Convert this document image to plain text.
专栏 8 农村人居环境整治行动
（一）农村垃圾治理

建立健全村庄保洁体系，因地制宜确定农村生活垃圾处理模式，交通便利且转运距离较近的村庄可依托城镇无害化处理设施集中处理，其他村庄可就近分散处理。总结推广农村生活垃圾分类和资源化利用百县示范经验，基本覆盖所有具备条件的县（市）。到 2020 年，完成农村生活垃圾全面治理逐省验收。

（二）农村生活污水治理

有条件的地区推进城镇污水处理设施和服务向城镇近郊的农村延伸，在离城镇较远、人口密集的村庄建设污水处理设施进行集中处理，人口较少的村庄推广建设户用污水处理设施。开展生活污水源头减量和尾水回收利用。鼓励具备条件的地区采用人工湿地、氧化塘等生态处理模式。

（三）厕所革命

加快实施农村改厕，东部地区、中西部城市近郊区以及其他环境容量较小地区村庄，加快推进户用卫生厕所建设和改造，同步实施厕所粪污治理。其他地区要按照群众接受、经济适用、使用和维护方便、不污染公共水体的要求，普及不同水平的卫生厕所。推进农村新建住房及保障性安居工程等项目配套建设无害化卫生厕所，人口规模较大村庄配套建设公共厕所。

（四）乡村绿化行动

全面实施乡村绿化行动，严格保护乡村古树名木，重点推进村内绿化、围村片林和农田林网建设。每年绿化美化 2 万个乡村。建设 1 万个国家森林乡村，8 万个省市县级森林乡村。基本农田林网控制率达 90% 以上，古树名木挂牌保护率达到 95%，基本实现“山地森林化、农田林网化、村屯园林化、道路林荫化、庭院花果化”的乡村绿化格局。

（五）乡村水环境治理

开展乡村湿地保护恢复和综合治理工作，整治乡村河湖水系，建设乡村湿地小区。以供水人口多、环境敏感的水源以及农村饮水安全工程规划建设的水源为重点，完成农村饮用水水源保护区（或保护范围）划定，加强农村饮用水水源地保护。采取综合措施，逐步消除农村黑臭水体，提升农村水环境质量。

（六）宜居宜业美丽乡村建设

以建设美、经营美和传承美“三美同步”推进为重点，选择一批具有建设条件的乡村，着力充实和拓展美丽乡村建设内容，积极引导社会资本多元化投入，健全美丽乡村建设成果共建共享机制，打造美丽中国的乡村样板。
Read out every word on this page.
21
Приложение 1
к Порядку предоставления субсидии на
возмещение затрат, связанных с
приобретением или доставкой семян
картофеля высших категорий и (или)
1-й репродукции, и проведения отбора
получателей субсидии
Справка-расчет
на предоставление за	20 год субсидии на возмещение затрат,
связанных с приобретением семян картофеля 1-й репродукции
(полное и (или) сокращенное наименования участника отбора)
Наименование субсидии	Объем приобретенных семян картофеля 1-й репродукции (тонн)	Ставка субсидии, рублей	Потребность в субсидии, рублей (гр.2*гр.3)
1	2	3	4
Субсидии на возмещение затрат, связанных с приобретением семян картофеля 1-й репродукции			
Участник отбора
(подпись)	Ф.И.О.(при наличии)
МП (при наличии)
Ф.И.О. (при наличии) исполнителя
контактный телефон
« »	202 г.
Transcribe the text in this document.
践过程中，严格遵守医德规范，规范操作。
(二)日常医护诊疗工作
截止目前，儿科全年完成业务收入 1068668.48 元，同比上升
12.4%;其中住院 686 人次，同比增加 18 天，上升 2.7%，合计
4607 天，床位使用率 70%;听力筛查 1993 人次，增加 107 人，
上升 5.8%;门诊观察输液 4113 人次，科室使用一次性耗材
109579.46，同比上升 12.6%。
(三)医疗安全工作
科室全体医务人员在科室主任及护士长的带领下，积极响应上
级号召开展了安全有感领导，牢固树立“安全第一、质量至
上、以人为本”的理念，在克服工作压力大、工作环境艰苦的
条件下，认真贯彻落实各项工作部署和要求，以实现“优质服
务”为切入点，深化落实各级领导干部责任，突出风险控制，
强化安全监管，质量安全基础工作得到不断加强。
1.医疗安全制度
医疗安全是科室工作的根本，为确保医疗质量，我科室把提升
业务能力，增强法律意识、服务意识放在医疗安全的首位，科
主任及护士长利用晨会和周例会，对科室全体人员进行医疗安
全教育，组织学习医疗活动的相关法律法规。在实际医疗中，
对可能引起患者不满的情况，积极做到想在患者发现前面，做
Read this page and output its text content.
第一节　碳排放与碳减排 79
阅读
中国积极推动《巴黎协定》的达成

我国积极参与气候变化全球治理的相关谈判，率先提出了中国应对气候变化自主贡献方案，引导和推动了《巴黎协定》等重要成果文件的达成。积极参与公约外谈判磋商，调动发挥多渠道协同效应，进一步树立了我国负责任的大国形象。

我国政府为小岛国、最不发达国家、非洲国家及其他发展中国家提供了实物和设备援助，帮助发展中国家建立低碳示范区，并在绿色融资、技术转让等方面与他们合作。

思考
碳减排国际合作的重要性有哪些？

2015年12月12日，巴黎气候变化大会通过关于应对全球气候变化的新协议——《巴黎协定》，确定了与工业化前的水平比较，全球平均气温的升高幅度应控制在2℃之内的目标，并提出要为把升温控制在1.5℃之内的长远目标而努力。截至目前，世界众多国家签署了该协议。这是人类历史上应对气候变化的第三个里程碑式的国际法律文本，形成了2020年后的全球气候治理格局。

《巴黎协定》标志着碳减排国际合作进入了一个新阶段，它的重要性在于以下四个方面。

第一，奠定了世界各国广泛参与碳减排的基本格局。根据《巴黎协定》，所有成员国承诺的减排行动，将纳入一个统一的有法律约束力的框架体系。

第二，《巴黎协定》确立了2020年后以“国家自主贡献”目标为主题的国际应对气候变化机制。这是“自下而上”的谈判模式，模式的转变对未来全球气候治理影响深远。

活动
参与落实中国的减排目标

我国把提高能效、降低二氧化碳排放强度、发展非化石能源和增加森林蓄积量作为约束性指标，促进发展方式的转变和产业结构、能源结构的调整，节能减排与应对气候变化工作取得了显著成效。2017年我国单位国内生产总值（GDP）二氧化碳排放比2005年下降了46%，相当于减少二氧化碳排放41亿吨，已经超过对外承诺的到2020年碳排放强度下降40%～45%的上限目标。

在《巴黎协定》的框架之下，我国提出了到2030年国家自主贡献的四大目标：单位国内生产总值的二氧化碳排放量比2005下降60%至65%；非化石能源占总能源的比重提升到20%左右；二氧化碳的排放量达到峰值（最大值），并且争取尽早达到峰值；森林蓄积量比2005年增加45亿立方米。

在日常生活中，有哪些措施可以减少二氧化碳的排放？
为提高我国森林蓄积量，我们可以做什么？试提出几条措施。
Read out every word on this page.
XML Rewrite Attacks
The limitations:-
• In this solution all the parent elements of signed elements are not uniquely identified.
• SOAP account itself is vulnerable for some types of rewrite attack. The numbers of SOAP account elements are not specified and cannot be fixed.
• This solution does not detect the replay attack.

SET TASK ->
Write all of the records out again exactly.

OUTPUT OF THE TASK ->
Convert this document image to plain text.
专栏 8 农村人居环境整治行动
（一）农村垃圾治理

建立健全村庄保洁体系，因地制宜确定农村生活垃圾处理模式，交通便利且转运距离较近的村庄可依托城镇无害化处理设施集中处理，其他村庄可就近分散处理。总结推广农村生活垃圾分类和资源化利用百县示范经验，基本覆盖所有具备条件的县（市）。到 2020 年，完成农村生活垃圾全面治理逐省验收。

（二）农村生活污水治理

有条件的地区推进城镇污水处理设施和服务向城镇近郊的农村延伸，在离城镇较远、人口密集的村庄建设污水处理设施进行集中处理，人口较少的村庄推广建设户用污水处理设施。开展生活污水源头减量和尾水回收利用。鼓励具备条件的地区采用人工湿地、氧化塘等生态处理模式。

（三）厕所革命

加快实施农村改厕，东部地区、中西部城市近郊区以及其他环境容量较小地区村庄，加快推进户用卫生厕所建设和改造，同步实施厕所粪污治理。其他地区要按照群众接受、经济适用、使用和维护方便、不污染公共水体的要求，普及不同水平的卫生厕所。推进农村新建住房及保障性安居工程等项目配套建设无害化卫生厕所，人口规模较大村庄配套建设公共厕所。

（四）乡村绿化行动

全面实施乡村绿化行动，严格保护乡村古树名木，重点推进村内绿化、围村片林和农田林网建设。每年绿化美化 2 万个乡村。建设 1 万个国家森林乡村，8 万个省市县级森林乡村。基本农田林网控制率达 90% 以上，古树名木挂牌保护率达到 95%，基本实现“山地森林化、农田林网化、村屯园林化、道路林荫化、庭院花果化”的乡村绿化格局。

（五）乡村水环境治理

开展乡村湿地保护恢复和综合治理工作，整治乡村河湖水系，建设乡村湿地小区。以供水人口多、环境敏感的水源以及农村饮水安全工程规划建设的水源为重点，完成农村饮用水水源保护区（或保护范围）划定，加强农村饮用水水源地保护。采取综合措施，逐步消除农村黑臭水体，提升农村水环境质量。

（六）宜居宜业美丽乡村建设

以建设美、经营美和传承美“三美同步”推进为重点，选择一批具有建设条件的乡村，着力充实和拓展美丽乡村建设内容，积极引导社会资本多元化投入，健全美丽乡村建设成果共建共享机制，打造美丽中国的乡村样板。
Read out every word on this page.
21
Приложение 1
к Порядку предоставления субсидии на
возмещение затрат, связанных с
приобретением или доставкой семян
картофеля высших категорий и (или)
1-й репродукции, и проведения отбора
получателей субсидии
Справка-расчет
на предоставление за	20 год субсидии на возмещение затрат,
связанных с приобретением семян картофеля 1-й репродукции
(полное и (или) сокращенное наименования участника отбора)
Наименование субсидии	Объем приобретенных семян картофеля 1-й репродукции (тонн)	Ставка субсидии, рублей	Потребность в субсидии, рублей (гр.2*гр.3)
1	2	3	4
Субсидии на возмещение затрат, связанных с приобретением семян картофеля 1-й репродукции			
Участник отбора
(подпись)	Ф.И.О.(при наличии)
МП (при наличии)
Ф.И.О. (при наличии) исполнителя
контактный телефон
« »	202 г.
Transcribe the text in this document.
践过程中，严格遵守医德规范，规范操作。
(二)日常医护诊疗工作
截止目前，儿科全年完成业务收入 1068668.48 元，同比上升
12.4%;其中住院 686 人次，同比增加 18 天，上升 2.7%，合计
4607 天，床位使用率 70%;听力筛查 1993 人次，增加 107 人，
上升 5.8%;门诊观察输液 4113 人次，科室使用一次性耗材
109579.46，同比上升 12.6%。
(三)医疗安全工作
科室全体医务人员在科室主任及护士长的带领下，积极响应上
级号召开展了安全有感领导，牢固树立“安全第一、质量至
上、以人为本”的理念，在克服工作压力大、工作环境艰苦的
条件下，认真贯彻落实各项工作部署和要求，以实现“优质服
务”为切入点，深化落实各级领导干部责任，突出风险控制，
强化安全监管，质量安全基础工作得到不断加强。
1.医疗安全制度
医疗安全是科室工作的根本，为确保医疗质量，我科室把提升
业务能力，增强法律意识、服务意识放在医疗安全的首位，科
主任及护士长利用晨会和周例会，对科室全体人员进行医疗安
全教育，组织学习医疗活动的相关法律法规。在实际医疗中，
对可能引起患者不满的情况，积极做到想在患者发现前面，做
Read this page and output its text content.
第一节　碳排放与碳减排 79
阅读
中国积极推动《巴黎协定》的达成

我国积极参与气候变化全球治理的相关谈判，率先提出了中国应对气候变化自主贡献方案，引导和推动了《巴黎协定》等重要成果文件的达成。积极参与公约外谈判磋商，调动发挥多渠道协同效应，进一步树立了我国负责任的大国形象。

我国政府为小岛国、最不发达国家、非洲国家及其他发展中国家提供了实物和设备援助，帮助发展中国家建立低碳示范区，并在绿色融资、技术转让等方面与他们合作。

思考
碳减排国际合作的重要性有哪些？

2015年12月12日，巴黎气候变化大会通过关于应对全球气候变化的新协议——《巴黎协定》，确定了与工业化前的水平比较，全球平均气温的升高幅度应控制在2℃之内的目标，并提出要为把升温控制在1.5℃之内的长远目标而努力。截至目前，世界众多国家签署了该协议。这是人类历史上应对气候变化的第三个里程碑式的国际法律文本，形成了2020年后的全球气候治理格局。

《巴黎协定》标志着碳减排国际合作进入了一个新阶段，它的重要性在于以下四个方面。

第一，奠定了世界各国广泛参与碳减排的基本格局。根据《巴黎协定》，所有成员国承诺的减排行动，将纳入一个统一的有法律约束力的框架体系。

第二，《巴黎协定》确立了2020年后以“国家自主贡献”目标为主题的国际应对气候变化机制。这是“自下而上”的谈判模式，模式的转变对未来全球气候治理影响深远。

活动
参与落实中国的减排目标

我国把提高能效、降低二氧化碳排放强度、发展非化石能源和增加森林蓄积量作为约束性指标，促进发展方式的转变和产业结构、能源结构的调整，节能减排与应对气候变化工作取得了显著成效。2017年我国单位国内生产总值（GDP）二氧化碳排放比2005年下降了46%，相当于减少二氧化碳排放41亿吨，已经超过对外承诺的到2020年碳排放强度下降40%～45%的上限目标。

在《巴黎协定》的框架之下，我国提出了到2030年国家自主贡献的四大目标：单位国内生产总值的二氧化碳排放量比2005下降60%至65%；非化石能源占总能源的比重提升到20%左右；二氧化碳的排放量达到峰值（最大值），并且争取尽早达到峰值；森林蓄积量比2005年增加45亿立方米。

在日常生活中，有哪些措施可以减少二氧化碳的排放？
为提高我国森林蓄积量，我们可以做什么？试提出几条措施。
Read out every word on this page.
XML Rewrite Attacks
The limitations:-
• In this solution all the parent elements of signed elements are not uniquely identified.
• SOAP account itself is vulnerable for some types of rewrite attack. The numbers of SOAP account elements are not specified and cannot be fixed.
• This solution does not detect the replay attack.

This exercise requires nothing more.